**** RECORDS SUPPLIED ****

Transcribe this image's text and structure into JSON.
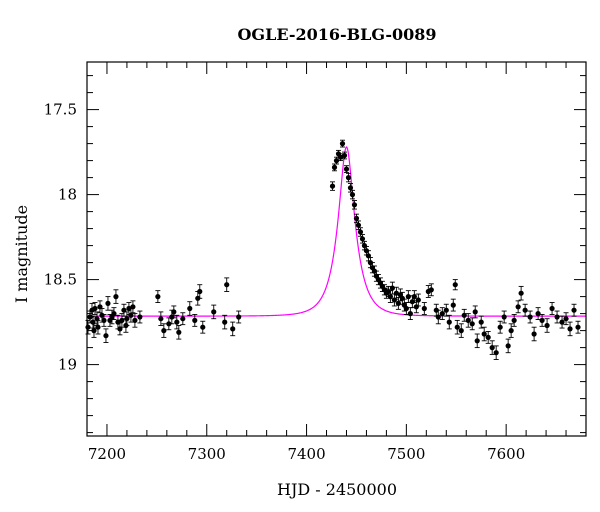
{
  "chart_data": {
    "type": "scatter",
    "title": "OGLE-2016-BLG-0089",
    "xlabel": "HJD - 2450000",
    "ylabel": "I magnitude",
    "xlim": [
      7180,
      7680
    ],
    "ylim": [
      19.42,
      17.22
    ],
    "y_inverted": true,
    "x_major_ticks": [
      7200,
      7300,
      7400,
      7500,
      7600
    ],
    "x_tick_labels": [
      "7200",
      "7300",
      "7400",
      "7500",
      "7600"
    ],
    "x_minor_step": 20,
    "y_major_ticks": [
      17.5,
      18,
      18.5,
      19
    ],
    "y_tick_labels": [
      "17.5",
      "18",
      "18.5",
      "19"
    ],
    "y_minor_step": 0.1,
    "grid": false,
    "colors": {
      "points": "#000000",
      "model": "#ff00ff",
      "frame": "#000000"
    },
    "model": {
      "name": "microlensing model",
      "baseline_mag": 18.715,
      "peak_mag": 17.72,
      "t0": 7440,
      "u0": 0.39,
      "tE": 16.5
    },
    "series": [
      {
        "x": [
          7181,
          7183,
          7185,
          7186,
          7187,
          7188,
          7190,
          7191,
          7193,
          7195,
          7197,
          7199,
          7201,
          7203,
          7205,
          7207,
          7209,
          7211,
          7213,
          7215,
          7217,
          7219,
          7220,
          7222,
          7224,
          7226,
          7228,
          7233,
          7251,
          7254,
          7257,
          7262,
          7265,
          7267,
          7270,
          7272,
          7276,
          7283,
          7288,
          7291,
          7293,
          7296,
          7307,
          7318,
          7320,
          7326,
          7332,
          7426,
          7428,
          7430,
          7432,
          7434,
          7436,
          7438,
          7440,
          7442,
          7444,
          7446,
          7448,
          7450,
          7452,
          7454,
          7456,
          7458,
          7460,
          7462,
          7464,
          7466,
          7468,
          7470,
          7472,
          7474,
          7476,
          7478,
          7480,
          7482,
          7484,
          7486,
          7488,
          7490,
          7492,
          7494,
          7496,
          7498,
          7500,
          7502,
          7504,
          7506,
          7508,
          7510,
          7512,
          7518,
          7522,
          7525,
          7530,
          7532,
          7536,
          7540,
          7543,
          7547,
          7549,
          7551,
          7555,
          7558,
          7562,
          7566,
          7569,
          7571,
          7575,
          7578,
          7582,
          7586,
          7590,
          7594,
          7598,
          7602,
          7605,
          7608,
          7612,
          7615,
          7619,
          7624,
          7628,
          7632,
          7636,
          7641,
          7646,
          7651,
          7656,
          7660,
          7664,
          7668,
          7672
        ],
        "y": [
          18.78,
          18.72,
          18.68,
          18.75,
          18.8,
          18.67,
          18.73,
          18.78,
          18.66,
          18.71,
          18.74,
          18.83,
          18.64,
          18.74,
          18.72,
          18.7,
          18.6,
          18.75,
          18.79,
          18.74,
          18.68,
          18.77,
          18.73,
          18.67,
          18.71,
          18.66,
          18.74,
          18.72,
          18.6,
          18.73,
          18.8,
          18.76,
          18.72,
          18.69,
          18.75,
          18.81,
          18.73,
          18.67,
          18.74,
          18.61,
          18.57,
          18.78,
          18.69,
          18.75,
          18.53,
          18.79,
          18.72,
          17.95,
          17.84,
          17.8,
          17.76,
          17.78,
          17.7,
          17.77,
          17.85,
          17.9,
          17.96,
          18.0,
          18.06,
          18.14,
          18.18,
          18.22,
          18.26,
          18.3,
          18.33,
          18.36,
          18.4,
          18.43,
          18.45,
          18.48,
          18.5,
          18.52,
          18.54,
          18.56,
          18.58,
          18.57,
          18.6,
          18.55,
          18.62,
          18.58,
          18.64,
          18.59,
          18.61,
          18.65,
          18.67,
          18.6,
          18.7,
          18.63,
          18.6,
          18.66,
          18.62,
          18.67,
          18.57,
          18.56,
          18.68,
          18.72,
          18.7,
          18.68,
          18.75,
          18.65,
          18.53,
          18.78,
          18.8,
          18.71,
          18.74,
          18.76,
          18.69,
          18.86,
          18.75,
          18.82,
          18.84,
          18.9,
          18.93,
          18.78,
          18.72,
          18.89,
          18.8,
          18.74,
          18.66,
          18.58,
          18.68,
          18.72,
          18.82,
          18.7,
          18.74,
          18.77,
          18.67,
          18.72,
          18.75,
          18.73,
          18.79,
          18.68,
          18.78
        ],
        "err": [
          0.04,
          0.035,
          0.04,
          0.035,
          0.04,
          0.035,
          0.04,
          0.04,
          0.035,
          0.04,
          0.035,
          0.04,
          0.04,
          0.035,
          0.04,
          0.035,
          0.04,
          0.04,
          0.035,
          0.04,
          0.035,
          0.04,
          0.04,
          0.035,
          0.04,
          0.035,
          0.04,
          0.035,
          0.035,
          0.04,
          0.04,
          0.035,
          0.04,
          0.035,
          0.04,
          0.04,
          0.035,
          0.04,
          0.035,
          0.04,
          0.04,
          0.035,
          0.04,
          0.04,
          0.04,
          0.04,
          0.035,
          0.025,
          0.02,
          0.02,
          0.02,
          0.02,
          0.02,
          0.02,
          0.02,
          0.025,
          0.025,
          0.025,
          0.025,
          0.025,
          0.025,
          0.025,
          0.025,
          0.025,
          0.025,
          0.03,
          0.03,
          0.03,
          0.03,
          0.03,
          0.03,
          0.03,
          0.03,
          0.03,
          0.03,
          0.03,
          0.035,
          0.035,
          0.035,
          0.035,
          0.035,
          0.035,
          0.035,
          0.035,
          0.035,
          0.035,
          0.035,
          0.035,
          0.035,
          0.035,
          0.035,
          0.035,
          0.035,
          0.035,
          0.035,
          0.04,
          0.035,
          0.035,
          0.04,
          0.035,
          0.03,
          0.04,
          0.04,
          0.035,
          0.04,
          0.035,
          0.035,
          0.04,
          0.035,
          0.04,
          0.035,
          0.04,
          0.04,
          0.035,
          0.035,
          0.04,
          0.04,
          0.035,
          0.035,
          0.04,
          0.035,
          0.035,
          0.04,
          0.035,
          0.035,
          0.04,
          0.035,
          0.035,
          0.035,
          0.035,
          0.04,
          0.035,
          0.035
        ]
      }
    ]
  }
}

****

=== TASK INSTRUCTIONS ===
Images must not appear in the copy; reproduce everything else in the records verbatim.

=== EXPECTED OUTPUT ===
Transcribe this image's text and structure into JSON.
{
  "chart_data": {
    "type": "scatter",
    "title": "OGLE-2016-BLG-0089",
    "xlabel": "HJD - 2450000",
    "ylabel": "I magnitude",
    "xlim": [
      7180,
      7680
    ],
    "ylim": [
      19.42,
      17.22
    ],
    "y_inverted": true,
    "x_major_ticks": [
      7200,
      7300,
      7400,
      7500,
      7600
    ],
    "x_tick_labels": [
      "7200",
      "7300",
      "7400",
      "7500",
      "7600"
    ],
    "x_minor_step": 20,
    "y_major_ticks": [
      17.5,
      18,
      18.5,
      19
    ],
    "y_tick_labels": [
      "17.5",
      "18",
      "18.5",
      "19"
    ],
    "y_minor_step": 0.1,
    "grid": false,
    "colors": {
      "points": "#000000",
      "model": "#ff00ff",
      "frame": "#000000"
    },
    "model": {
      "name": "microlensing model",
      "baseline_mag": 18.715,
      "peak_mag": 17.72,
      "t0": 7440,
      "u0": 0.39,
      "tE": 16.5
    },
    "series": [
      {
        "x": [
          7181,
          7183,
          7185,
          7186,
          7187,
          7188,
          7190,
          7191,
          7193,
          7195,
          7197,
          7199,
          7201,
          7203,
          7205,
          7207,
          7209,
          7211,
          7213,
          7215,
          7217,
          7219,
          7220,
          7222,
          7224,
          7226,
          7228,
          7233,
          7251,
          7254,
          7257,
          7262,
          7265,
          7267,
          7270,
          7272,
          7276,
          7283,
          7288,
          7291,
          7293,
          7296,
          7307,
          7318,
          7320,
          7326,
          7332,
          7426,
          7428,
          7430,
          7432,
          7434,
          7436,
          7438,
          7440,
          7442,
          7444,
          7446,
          7448,
          7450,
          7452,
          7454,
          7456,
          7458,
          7460,
          7462,
          7464,
          7466,
          7468,
          7470,
          7472,
          7474,
          7476,
          7478,
          7480,
          7482,
          7484,
          7486,
          7488,
          7490,
          7492,
          7494,
          7496,
          7498,
          7500,
          7502,
          7504,
          7506,
          7508,
          7510,
          7512,
          7518,
          7522,
          7525,
          7530,
          7532,
          7536,
          7540,
          7543,
          7547,
          7549,
          7551,
          7555,
          7558,
          7562,
          7566,
          7569,
          7571,
          7575,
          7578,
          7582,
          7586,
          7590,
          7594,
          7598,
          7602,
          7605,
          7608,
          7612,
          7615,
          7619,
          7624,
          7628,
          7632,
          7636,
          7641,
          7646,
          7651,
          7656,
          7660,
          7664,
          7668,
          7672
        ],
        "y": [
          18.78,
          18.72,
          18.68,
          18.75,
          18.8,
          18.67,
          18.73,
          18.78,
          18.66,
          18.71,
          18.74,
          18.83,
          18.64,
          18.74,
          18.72,
          18.7,
          18.6,
          18.75,
          18.79,
          18.74,
          18.68,
          18.77,
          18.73,
          18.67,
          18.71,
          18.66,
          18.74,
          18.72,
          18.6,
          18.73,
          18.8,
          18.76,
          18.72,
          18.69,
          18.75,
          18.81,
          18.73,
          18.67,
          18.74,
          18.61,
          18.57,
          18.78,
          18.69,
          18.75,
          18.53,
          18.79,
          18.72,
          17.95,
          17.84,
          17.8,
          17.76,
          17.78,
          17.7,
          17.77,
          17.85,
          17.9,
          17.96,
          18.0,
          18.06,
          18.14,
          18.18,
          18.22,
          18.26,
          18.3,
          18.33,
          18.36,
          18.4,
          18.43,
          18.45,
          18.48,
          18.5,
          18.52,
          18.54,
          18.56,
          18.58,
          18.57,
          18.6,
          18.55,
          18.62,
          18.58,
          18.64,
          18.59,
          18.61,
          18.65,
          18.67,
          18.6,
          18.7,
          18.63,
          18.6,
          18.66,
          18.62,
          18.67,
          18.57,
          18.56,
          18.68,
          18.72,
          18.7,
          18.68,
          18.75,
          18.65,
          18.53,
          18.78,
          18.8,
          18.71,
          18.74,
          18.76,
          18.69,
          18.86,
          18.75,
          18.82,
          18.84,
          18.9,
          18.93,
          18.78,
          18.72,
          18.89,
          18.8,
          18.74,
          18.66,
          18.58,
          18.68,
          18.72,
          18.82,
          18.7,
          18.74,
          18.77,
          18.67,
          18.72,
          18.75,
          18.73,
          18.79,
          18.68,
          18.78
        ],
        "err": [
          0.04,
          0.035,
          0.04,
          0.035,
          0.04,
          0.035,
          0.04,
          0.04,
          0.035,
          0.04,
          0.035,
          0.04,
          0.04,
          0.035,
          0.04,
          0.035,
          0.04,
          0.04,
          0.035,
          0.04,
          0.035,
          0.04,
          0.04,
          0.035,
          0.04,
          0.035,
          0.04,
          0.035,
          0.035,
          0.04,
          0.04,
          0.035,
          0.04,
          0.035,
          0.04,
          0.04,
          0.035,
          0.04,
          0.035,
          0.04,
          0.04,
          0.035,
          0.04,
          0.04,
          0.04,
          0.04,
          0.035,
          0.025,
          0.02,
          0.02,
          0.02,
          0.02,
          0.02,
          0.02,
          0.02,
          0.025,
          0.025,
          0.025,
          0.025,
          0.025,
          0.025,
          0.025,
          0.025,
          0.025,
          0.025,
          0.03,
          0.03,
          0.03,
          0.03,
          0.03,
          0.03,
          0.03,
          0.03,
          0.03,
          0.03,
          0.03,
          0.035,
          0.035,
          0.035,
          0.035,
          0.035,
          0.035,
          0.035,
          0.035,
          0.035,
          0.035,
          0.035,
          0.035,
          0.035,
          0.035,
          0.035,
          0.035,
          0.035,
          0.035,
          0.035,
          0.04,
          0.035,
          0.035,
          0.04,
          0.035,
          0.03,
          0.04,
          0.04,
          0.035,
          0.04,
          0.035,
          0.035,
          0.04,
          0.035,
          0.04,
          0.035,
          0.04,
          0.04,
          0.035,
          0.035,
          0.04,
          0.04,
          0.035,
          0.035,
          0.04,
          0.035,
          0.035,
          0.04,
          0.035,
          0.035,
          0.04,
          0.035,
          0.035,
          0.035,
          0.035,
          0.04,
          0.035,
          0.035
        ]
      }
    ]
  }
}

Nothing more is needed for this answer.